Saved data entries
# # # #
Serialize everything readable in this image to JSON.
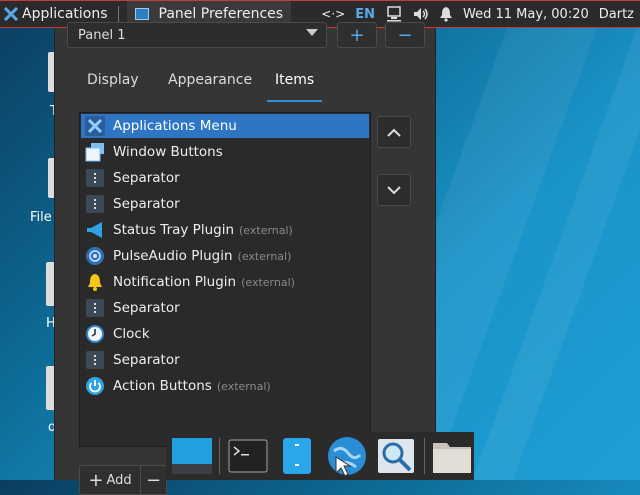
{
  "top_panel": {
    "applications_label": "Applications",
    "window_title": "Panel Preferences",
    "lang": "EN",
    "clock": "Wed 11 May, 00:20",
    "user": "Dartz",
    "icons": [
      "xfce-logo-icon",
      "window-icon",
      "network-arrows-icon",
      "network-icon",
      "volume-icon",
      "notification-bell-icon"
    ]
  },
  "desktop": {
    "labels": [
      "T",
      "File",
      "H",
      "d"
    ]
  },
  "dialog": {
    "panel_select": "Panel 1",
    "add_panel": "+",
    "remove_panel": "−",
    "tabs": [
      "Display",
      "Appearance",
      "Items"
    ],
    "active_tab": "Items",
    "items": [
      {
        "label": "Applications Menu",
        "ext": "",
        "icon": "xfce-menu-icon",
        "selected": true
      },
      {
        "label": "Window Buttons",
        "ext": "",
        "icon": "windows-icon",
        "selected": false
      },
      {
        "label": "Separator",
        "ext": "",
        "icon": "separator-icon",
        "selected": false
      },
      {
        "label": "Separator",
        "ext": "",
        "icon": "separator-icon",
        "selected": false
      },
      {
        "label": "Status Tray Plugin",
        "ext": "(external)",
        "icon": "megaphone-icon",
        "selected": false
      },
      {
        "label": "PulseAudio Plugin",
        "ext": "(external)",
        "icon": "audio-icon",
        "selected": false
      },
      {
        "label": "Notification Plugin",
        "ext": "(external)",
        "icon": "bell-icon",
        "selected": false
      },
      {
        "label": "Separator",
        "ext": "",
        "icon": "separator-icon",
        "selected": false
      },
      {
        "label": "Clock",
        "ext": "",
        "icon": "clock-icon",
        "selected": false
      },
      {
        "label": "Separator",
        "ext": "",
        "icon": "separator-icon",
        "selected": false
      },
      {
        "label": "Action Buttons",
        "ext": "(external)",
        "icon": "power-icon",
        "selected": false
      }
    ],
    "add_label": "Add",
    "remove_label": "−"
  },
  "dock": {
    "icons": [
      "show-desktop-icon",
      "terminal-icon",
      "file-manager-icon",
      "web-browser-icon",
      "app-finder-icon",
      "folder-icon"
    ]
  },
  "colors": {
    "accent": "#2e75c5",
    "panel_border": "#c63a3a"
  }
}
# # # #
> Set task:
Set down the material above as is, without any pictures.

> Final answer:
Serialize everything readable in this image to JSON.
{
  "top_panel": {
    "applications_label": "Applications",
    "window_title": "Panel Preferences",
    "lang": "EN",
    "clock": "Wed 11 May, 00:20",
    "user": "Dartz",
    "icons": [
      "xfce-logo-icon",
      "window-icon",
      "network-arrows-icon",
      "network-icon",
      "volume-icon",
      "notification-bell-icon"
    ]
  },
  "desktop": {
    "labels": [
      "T",
      "File",
      "H",
      "d"
    ]
  },
  "dialog": {
    "panel_select": "Panel 1",
    "add_panel": "+",
    "remove_panel": "−",
    "tabs": [
      "Display",
      "Appearance",
      "Items"
    ],
    "active_tab": "Items",
    "items": [
      {
        "label": "Applications Menu",
        "ext": "",
        "icon": "xfce-menu-icon",
        "selected": true
      },
      {
        "label": "Window Buttons",
        "ext": "",
        "icon": "windows-icon",
        "selected": false
      },
      {
        "label": "Separator",
        "ext": "",
        "icon": "separator-icon",
        "selected": false
      },
      {
        "label": "Separator",
        "ext": "",
        "icon": "separator-icon",
        "selected": false
      },
      {
        "label": "Status Tray Plugin",
        "ext": "(external)",
        "icon": "megaphone-icon",
        "selected": false
      },
      {
        "label": "PulseAudio Plugin",
        "ext": "(external)",
        "icon": "audio-icon",
        "selected": false
      },
      {
        "label": "Notification Plugin",
        "ext": "(external)",
        "icon": "bell-icon",
        "selected": false
      },
      {
        "label": "Separator",
        "ext": "",
        "icon": "separator-icon",
        "selected": false
      },
      {
        "label": "Clock",
        "ext": "",
        "icon": "clock-icon",
        "selected": false
      },
      {
        "label": "Separator",
        "ext": "",
        "icon": "separator-icon",
        "selected": false
      },
      {
        "label": "Action Buttons",
        "ext": "(external)",
        "icon": "power-icon",
        "selected": false
      }
    ],
    "add_label": "Add",
    "remove_label": "−"
  },
  "dock": {
    "icons": [
      "show-desktop-icon",
      "terminal-icon",
      "file-manager-icon",
      "web-browser-icon",
      "app-finder-icon",
      "folder-icon"
    ]
  },
  "colors": {
    "accent": "#2e75c5",
    "panel_border": "#c63a3a"
  }
}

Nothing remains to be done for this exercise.